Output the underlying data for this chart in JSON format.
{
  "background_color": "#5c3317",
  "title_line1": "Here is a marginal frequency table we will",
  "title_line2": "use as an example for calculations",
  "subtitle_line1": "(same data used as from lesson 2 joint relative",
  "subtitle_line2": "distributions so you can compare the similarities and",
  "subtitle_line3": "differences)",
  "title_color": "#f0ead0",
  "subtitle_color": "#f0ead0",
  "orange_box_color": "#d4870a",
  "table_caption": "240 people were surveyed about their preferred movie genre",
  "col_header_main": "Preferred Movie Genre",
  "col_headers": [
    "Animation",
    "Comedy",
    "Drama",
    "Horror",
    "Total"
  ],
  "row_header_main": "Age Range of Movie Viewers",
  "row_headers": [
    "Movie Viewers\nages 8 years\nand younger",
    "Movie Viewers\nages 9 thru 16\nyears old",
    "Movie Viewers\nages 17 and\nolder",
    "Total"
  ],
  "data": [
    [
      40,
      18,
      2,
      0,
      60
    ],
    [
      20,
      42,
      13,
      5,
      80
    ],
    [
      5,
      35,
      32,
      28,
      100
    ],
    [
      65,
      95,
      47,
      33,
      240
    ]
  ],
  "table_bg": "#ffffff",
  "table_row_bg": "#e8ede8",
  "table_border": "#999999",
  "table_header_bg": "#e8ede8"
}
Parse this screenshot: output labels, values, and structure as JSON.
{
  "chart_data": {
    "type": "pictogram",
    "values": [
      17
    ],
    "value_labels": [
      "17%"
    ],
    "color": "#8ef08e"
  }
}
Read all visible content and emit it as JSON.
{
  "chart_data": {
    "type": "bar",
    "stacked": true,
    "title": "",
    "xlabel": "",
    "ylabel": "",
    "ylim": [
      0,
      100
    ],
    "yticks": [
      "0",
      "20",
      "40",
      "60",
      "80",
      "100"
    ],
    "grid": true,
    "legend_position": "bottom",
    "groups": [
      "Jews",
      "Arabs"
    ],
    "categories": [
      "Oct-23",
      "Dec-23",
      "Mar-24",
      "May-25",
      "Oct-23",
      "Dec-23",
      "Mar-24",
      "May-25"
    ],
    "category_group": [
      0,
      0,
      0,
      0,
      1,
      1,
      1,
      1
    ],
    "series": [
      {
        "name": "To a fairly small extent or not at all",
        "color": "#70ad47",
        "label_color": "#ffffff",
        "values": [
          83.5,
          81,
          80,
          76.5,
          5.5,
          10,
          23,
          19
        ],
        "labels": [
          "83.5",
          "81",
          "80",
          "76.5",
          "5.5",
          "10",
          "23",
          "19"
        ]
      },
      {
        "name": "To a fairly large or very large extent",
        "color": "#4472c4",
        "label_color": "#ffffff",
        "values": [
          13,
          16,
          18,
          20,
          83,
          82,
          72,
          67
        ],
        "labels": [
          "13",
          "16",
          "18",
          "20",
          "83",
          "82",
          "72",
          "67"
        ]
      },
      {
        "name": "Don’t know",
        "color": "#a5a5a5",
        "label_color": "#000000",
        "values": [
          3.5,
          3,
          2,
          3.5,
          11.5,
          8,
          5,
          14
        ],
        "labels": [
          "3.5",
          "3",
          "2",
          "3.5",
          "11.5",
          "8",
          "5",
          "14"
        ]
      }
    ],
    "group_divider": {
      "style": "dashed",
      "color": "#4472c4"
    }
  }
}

···

All entries shown above should be printed again exactly.

> ANSWER TO THE TASK:
Output the underlying data for this chart in JSON format.
{
  "background_color": "#5c3317",
  "title_line1": "Here is a marginal frequency table we will",
  "title_line2": "use as an example for calculations",
  "subtitle_line1": "(same data used as from lesson 2 joint relative",
  "subtitle_line2": "distributions so you can compare the similarities and",
  "subtitle_line3": "differences)",
  "title_color": "#f0ead0",
  "subtitle_color": "#f0ead0",
  "orange_box_color": "#d4870a",
  "table_caption": "240 people were surveyed about their preferred movie genre",
  "col_header_main": "Preferred Movie Genre",
  "col_headers": [
    "Animation",
    "Comedy",
    "Drama",
    "Horror",
    "Total"
  ],
  "row_header_main": "Age Range of Movie Viewers",
  "row_headers": [
    "Movie Viewers\nages 8 years\nand younger",
    "Movie Viewers\nages 9 thru 16\nyears old",
    "Movie Viewers\nages 17 and\nolder",
    "Total"
  ],
  "data": [
    [
      40,
      18,
      2,
      0,
      60
    ],
    [
      20,
      42,
      13,
      5,
      80
    ],
    [
      5,
      35,
      32,
      28,
      100
    ],
    [
      65,
      95,
      47,
      33,
      240
    ]
  ],
  "table_bg": "#ffffff",
  "table_row_bg": "#e8ede8",
  "table_border": "#999999",
  "table_header_bg": "#e8ede8"
}
Parse this screenshot: output labels, values, and structure as JSON.
{
  "chart_data": {
    "type": "pictogram",
    "values": [
      17
    ],
    "value_labels": [
      "17%"
    ],
    "color": "#8ef08e"
  }
}
Read all visible content and emit it as JSON.
{
  "chart_data": {
    "type": "bar",
    "stacked": true,
    "title": "",
    "xlabel": "",
    "ylabel": "",
    "ylim": [
      0,
      100
    ],
    "yticks": [
      "0",
      "20",
      "40",
      "60",
      "80",
      "100"
    ],
    "grid": true,
    "legend_position": "bottom",
    "groups": [
      "Jews",
      "Arabs"
    ],
    "categories": [
      "Oct-23",
      "Dec-23",
      "Mar-24",
      "May-25",
      "Oct-23",
      "Dec-23",
      "Mar-24",
      "May-25"
    ],
    "category_group": [
      0,
      0,
      0,
      0,
      1,
      1,
      1,
      1
    ],
    "series": [
      {
        "name": "To a fairly small extent or not at all",
        "color": "#70ad47",
        "label_color": "#ffffff",
        "values": [
          83.5,
          81,
          80,
          76.5,
          5.5,
          10,
          23,
          19
        ],
        "labels": [
          "83.5",
          "81",
          "80",
          "76.5",
          "5.5",
          "10",
          "23",
          "19"
        ]
      },
      {
        "name": "To a fairly large or very large extent",
        "color": "#4472c4",
        "label_color": "#ffffff",
        "values": [
          13,
          16,
          18,
          20,
          83,
          82,
          72,
          67
        ],
        "labels": [
          "13",
          "16",
          "18",
          "20",
          "83",
          "82",
          "72",
          "67"
        ]
      },
      {
        "name": "Don’t know",
        "color": "#a5a5a5",
        "label_color": "#000000",
        "values": [
          3.5,
          3,
          2,
          3.5,
          11.5,
          8,
          5,
          14
        ],
        "labels": [
          "3.5",
          "3",
          "2",
          "3.5",
          "11.5",
          "8",
          "5",
          "14"
        ]
      }
    ],
    "group_divider": {
      "style": "dashed",
      "color": "#4472c4"
    }
  }
}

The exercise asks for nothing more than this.